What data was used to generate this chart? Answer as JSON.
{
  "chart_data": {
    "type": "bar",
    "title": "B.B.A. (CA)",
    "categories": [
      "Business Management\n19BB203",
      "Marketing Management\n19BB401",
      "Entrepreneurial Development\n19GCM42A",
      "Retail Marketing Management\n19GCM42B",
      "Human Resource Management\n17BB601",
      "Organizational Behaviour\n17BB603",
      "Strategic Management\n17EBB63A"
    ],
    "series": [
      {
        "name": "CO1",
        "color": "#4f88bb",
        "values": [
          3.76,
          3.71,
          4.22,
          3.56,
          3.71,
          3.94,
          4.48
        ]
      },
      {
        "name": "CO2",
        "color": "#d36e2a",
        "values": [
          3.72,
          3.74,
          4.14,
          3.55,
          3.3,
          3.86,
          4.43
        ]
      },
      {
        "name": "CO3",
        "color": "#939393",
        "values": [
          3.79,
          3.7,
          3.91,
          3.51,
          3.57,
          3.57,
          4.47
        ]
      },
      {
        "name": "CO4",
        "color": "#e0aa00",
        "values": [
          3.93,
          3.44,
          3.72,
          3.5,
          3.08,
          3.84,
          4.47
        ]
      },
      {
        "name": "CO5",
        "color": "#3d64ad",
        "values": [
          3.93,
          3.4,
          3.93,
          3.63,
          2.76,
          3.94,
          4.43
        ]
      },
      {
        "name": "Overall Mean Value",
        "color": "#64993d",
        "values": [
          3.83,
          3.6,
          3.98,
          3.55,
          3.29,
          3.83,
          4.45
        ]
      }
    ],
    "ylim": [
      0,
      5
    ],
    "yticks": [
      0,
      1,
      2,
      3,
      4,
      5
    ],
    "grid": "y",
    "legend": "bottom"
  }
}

⁂

* Task:
Could you transcribe the records in full, exactly?

* Written answer:
What data was used to generate this chart? Answer as JSON.
{
  "chart_data": {
    "type": "bar",
    "title": "B.B.A. (CA)",
    "categories": [
      "Business Management\n19BB203",
      "Marketing Management\n19BB401",
      "Entrepreneurial Development\n19GCM42A",
      "Retail Marketing Management\n19GCM42B",
      "Human Resource Management\n17BB601",
      "Organizational Behaviour\n17BB603",
      "Strategic Management\n17EBB63A"
    ],
    "series": [
      {
        "name": "CO1",
        "color": "#4f88bb",
        "values": [
          3.76,
          3.71,
          4.22,
          3.56,
          3.71,
          3.94,
          4.48
        ]
      },
      {
        "name": "CO2",
        "color": "#d36e2a",
        "values": [
          3.72,
          3.74,
          4.14,
          3.55,
          3.3,
          3.86,
          4.43
        ]
      },
      {
        "name": "CO3",
        "color": "#939393",
        "values": [
          3.79,
          3.7,
          3.91,
          3.51,
          3.57,
          3.57,
          4.47
        ]
      },
      {
        "name": "CO4",
        "color": "#e0aa00",
        "values": [
          3.93,
          3.44,
          3.72,
          3.5,
          3.08,
          3.84,
          4.47
        ]
      },
      {
        "name": "CO5",
        "color": "#3d64ad",
        "values": [
          3.93,
          3.4,
          3.93,
          3.63,
          2.76,
          3.94,
          4.43
        ]
      },
      {
        "name": "Overall Mean Value",
        "color": "#64993d",
        "values": [
          3.83,
          3.6,
          3.98,
          3.55,
          3.29,
          3.83,
          4.45
        ]
      }
    ],
    "ylim": [
      0,
      5
    ],
    "yticks": [
      0,
      1,
      2,
      3,
      4,
      5
    ],
    "grid": "y",
    "legend": "bottom"
  }
}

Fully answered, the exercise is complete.